In the entries that follow, how many lines contain "more"? Answer with the number only.

** start of Data shown **

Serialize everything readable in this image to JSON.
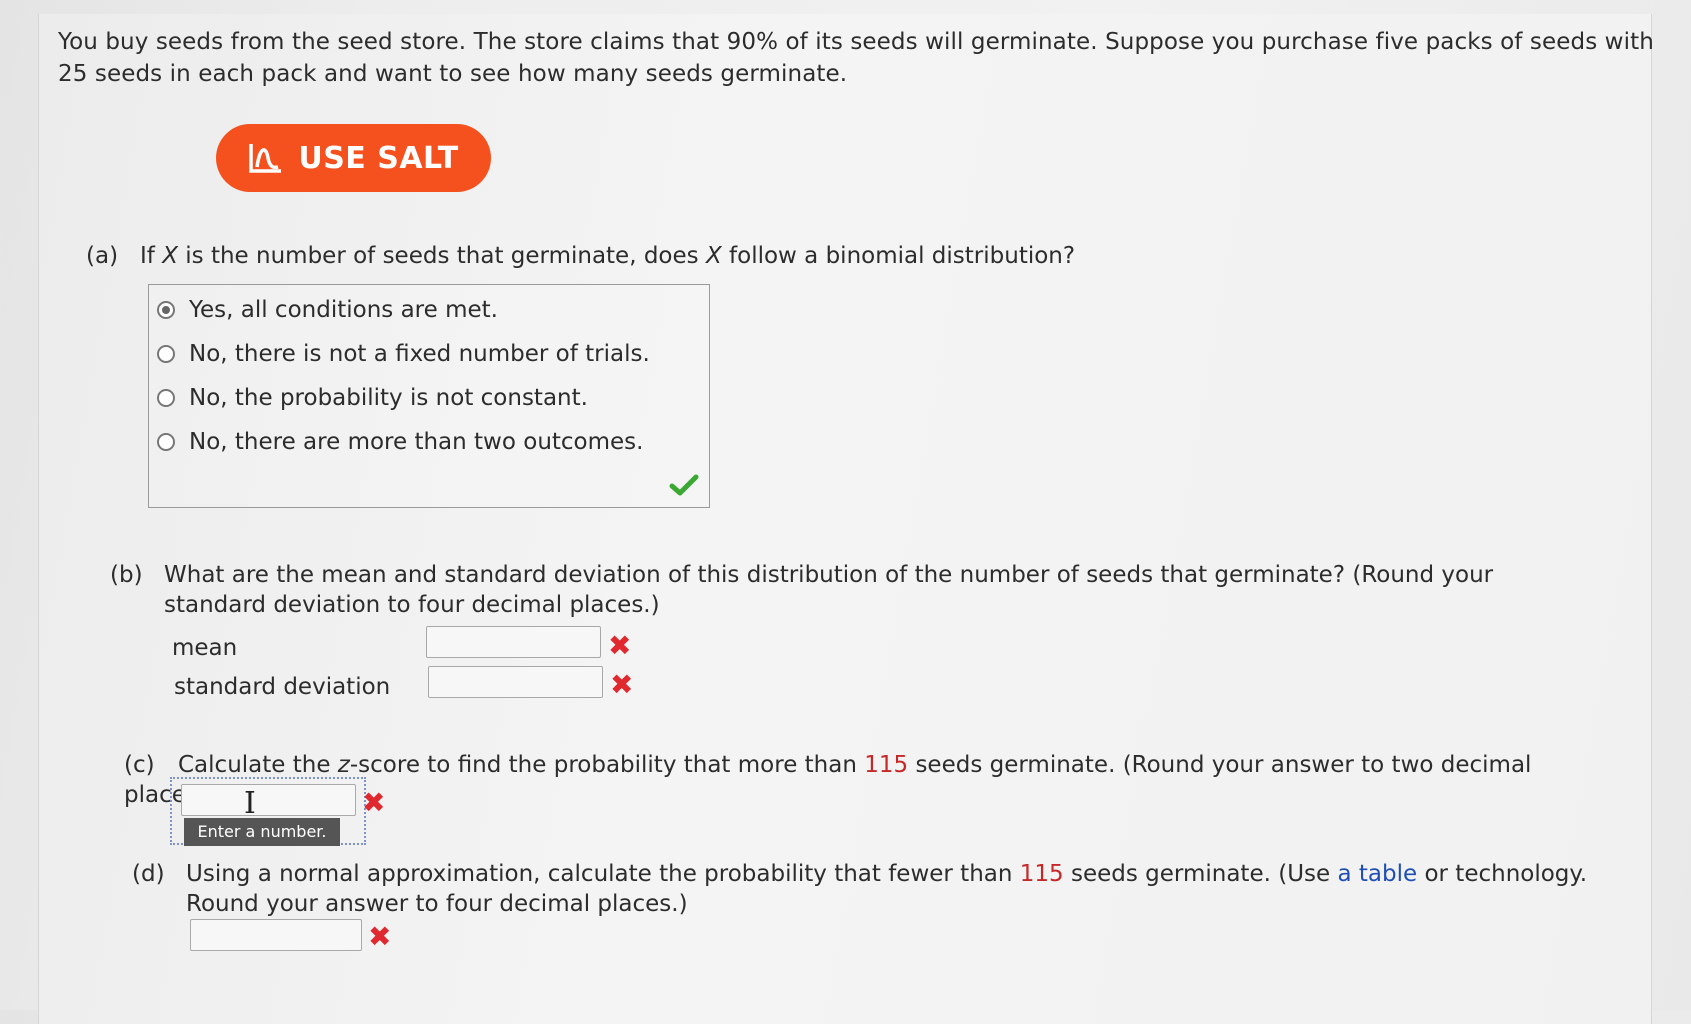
{
  "intro": "You buy seeds from the seed store. The store claims that 90% of its seeds will germinate. Suppose you purchase five packs of seeds with 25 seeds in each pack and want to see how many seeds germinate.",
  "salt_button": "USE SALT",
  "part_a": {
    "label": "(a)",
    "question_pre": "If ",
    "var1": "X",
    "question_mid": " is the number of seeds that germinate, does ",
    "var2": "X",
    "question_post": " follow a binomial distribution?",
    "choices": [
      "Yes, all conditions are met.",
      "No, there is not a fixed number of trials.",
      "No, the probability is not constant.",
      "No, there are more than two outcomes."
    ],
    "selected_index": 0,
    "status": "correct"
  },
  "part_b": {
    "label": "(b)",
    "question": "What are the mean and standard deviation of this distribution of the number of seeds that germinate? (Round your standard deviation to four decimal places.)",
    "mean_label": "mean",
    "sd_label": "standard deviation",
    "mean_value": "",
    "sd_value": ""
  },
  "part_c": {
    "label": "(c)",
    "q_pre": "Calculate the ",
    "z": "z",
    "q_mid": "-score to find the probability that more than ",
    "number": "115",
    "q_post": " seeds germinate. (Round your answer to two decimal places.)",
    "tooltip": "Enter a number."
  },
  "part_d": {
    "label": "(d)",
    "q_pre": "Using a normal approximation, calculate the probability that fewer than ",
    "number": "115",
    "q_mid": " seeds germinate. (Use ",
    "link": "a table",
    "q_post": " or technology. Round your answer to four decimal places.)"
  },
  "colors": {
    "salt": "#f4511e",
    "incorrect": "#e0282f",
    "correct": "#3aa832",
    "link": "#1f4fb5"
  },
  "icons": {
    "salt": "salt-chart-icon",
    "correct": "checkmark-icon",
    "incorrect": "x-mark-icon"
  }
}
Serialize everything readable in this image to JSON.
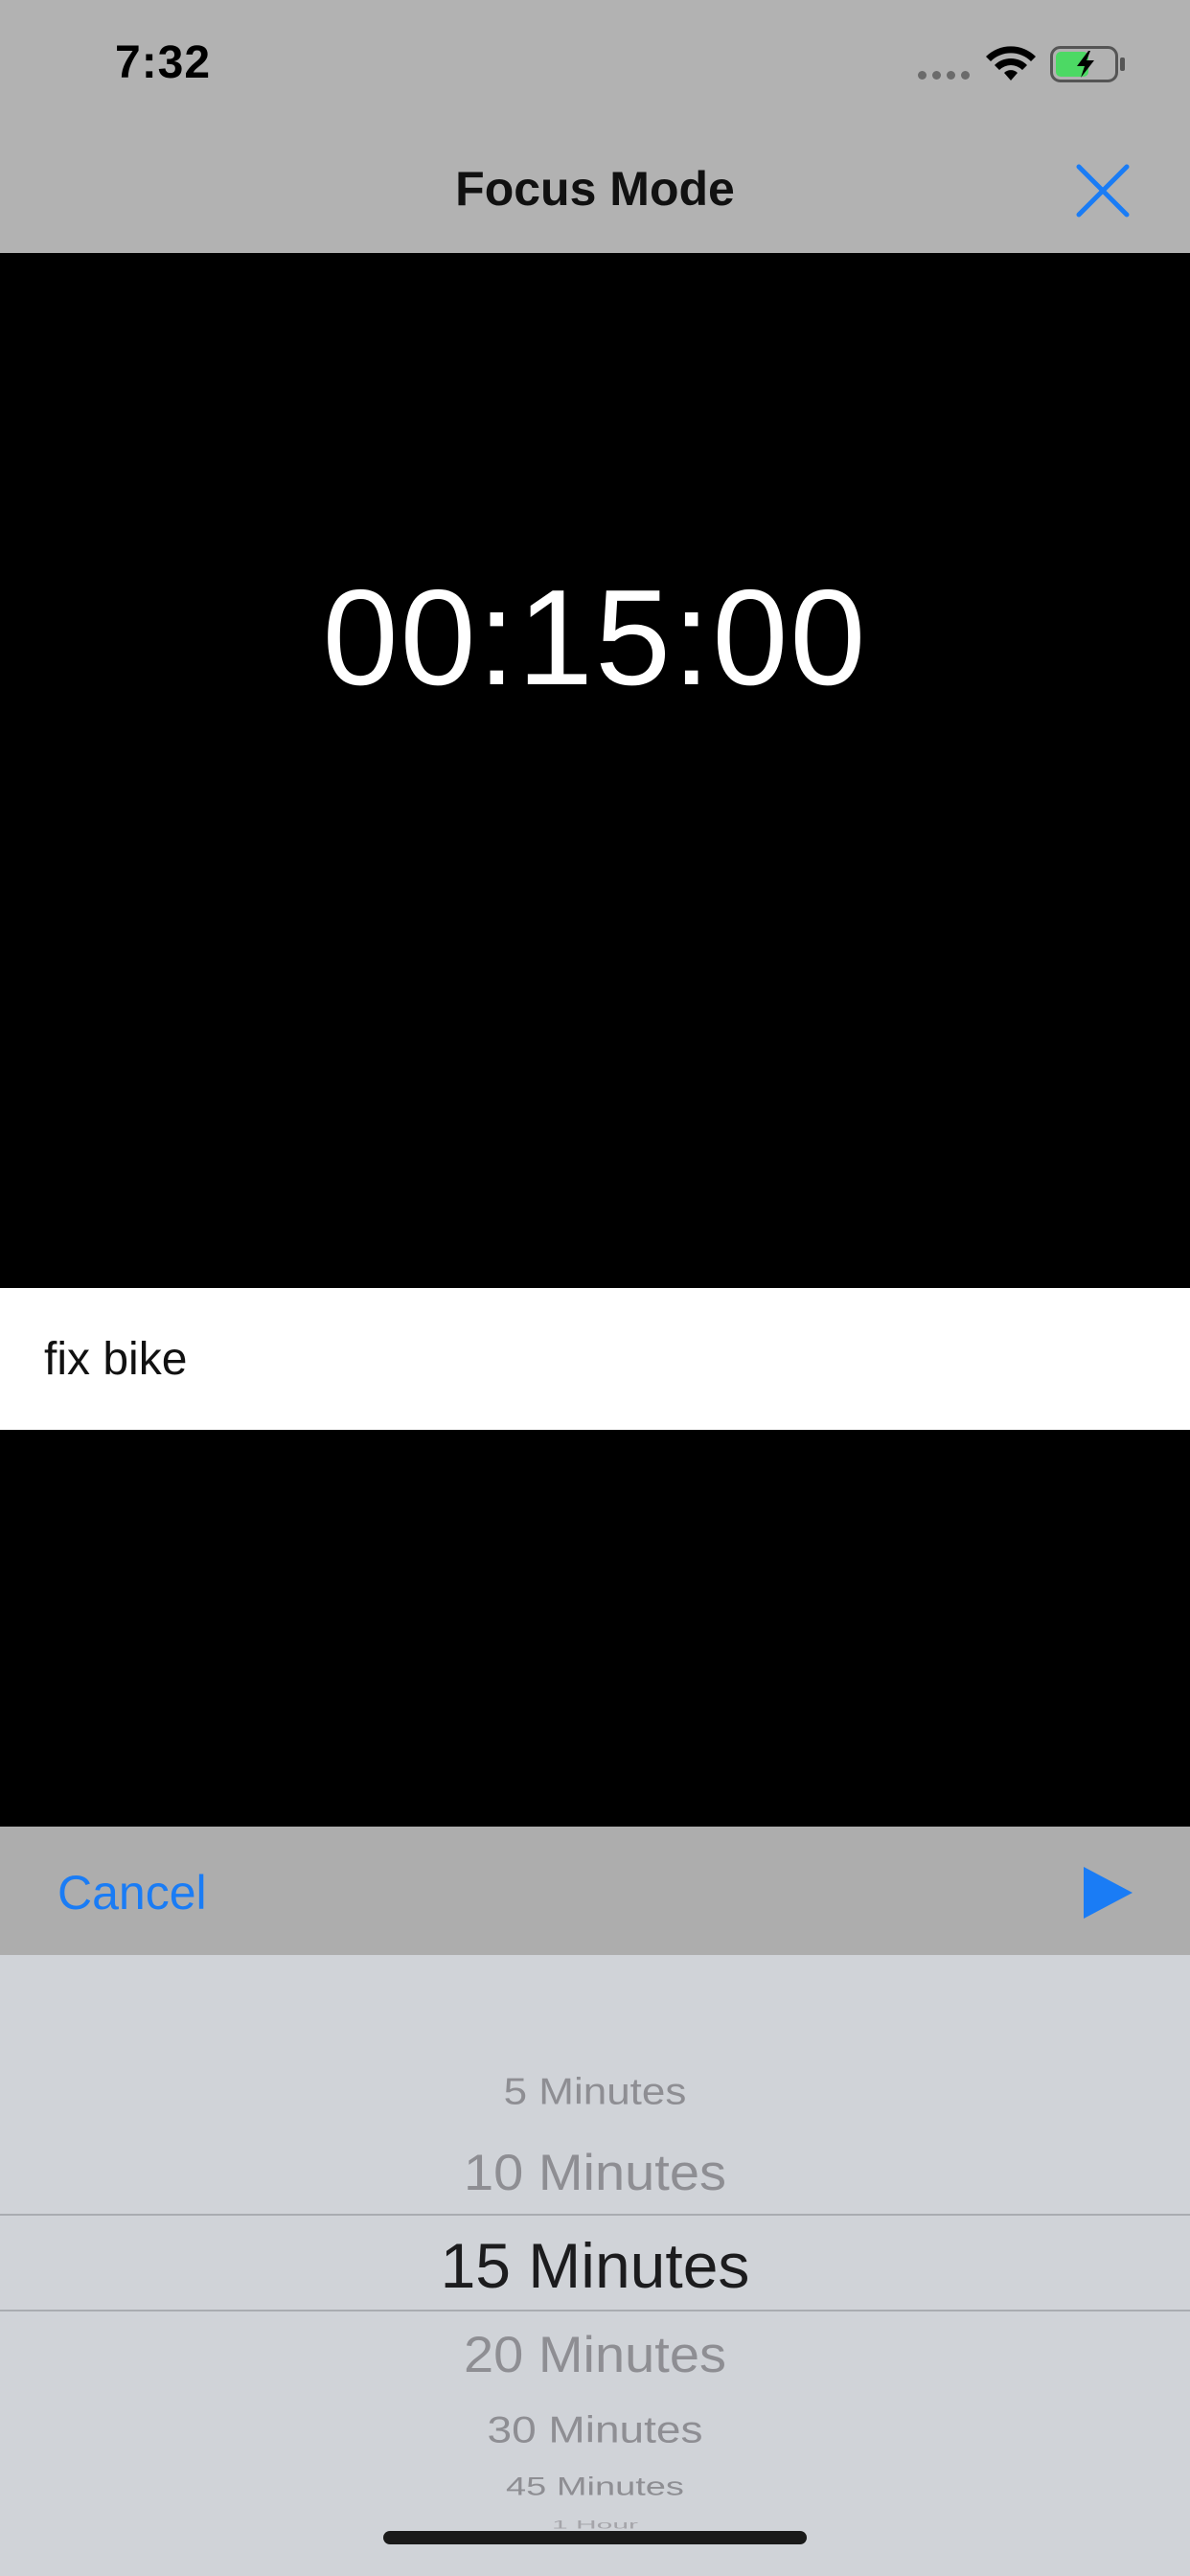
{
  "status": {
    "time": "7:32"
  },
  "nav": {
    "title": "Focus Mode"
  },
  "timer": {
    "display": "00:15:00"
  },
  "task": {
    "value": "fix bike"
  },
  "toolbar": {
    "cancel_label": "Cancel"
  },
  "picker": {
    "options": [
      "5 Minutes",
      "10 Minutes",
      "15 Minutes",
      "20 Minutes",
      "30 Minutes",
      "45 Minutes",
      "1 Hour"
    ],
    "selected": "15 Minutes"
  },
  "colors": {
    "accent": "#1a7cf5",
    "bar_gray": "#b2b2b2",
    "picker_bg": "#d0d3d8",
    "battery_green": "#4cd964"
  }
}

** end of Data shown **

### [Task solution]
2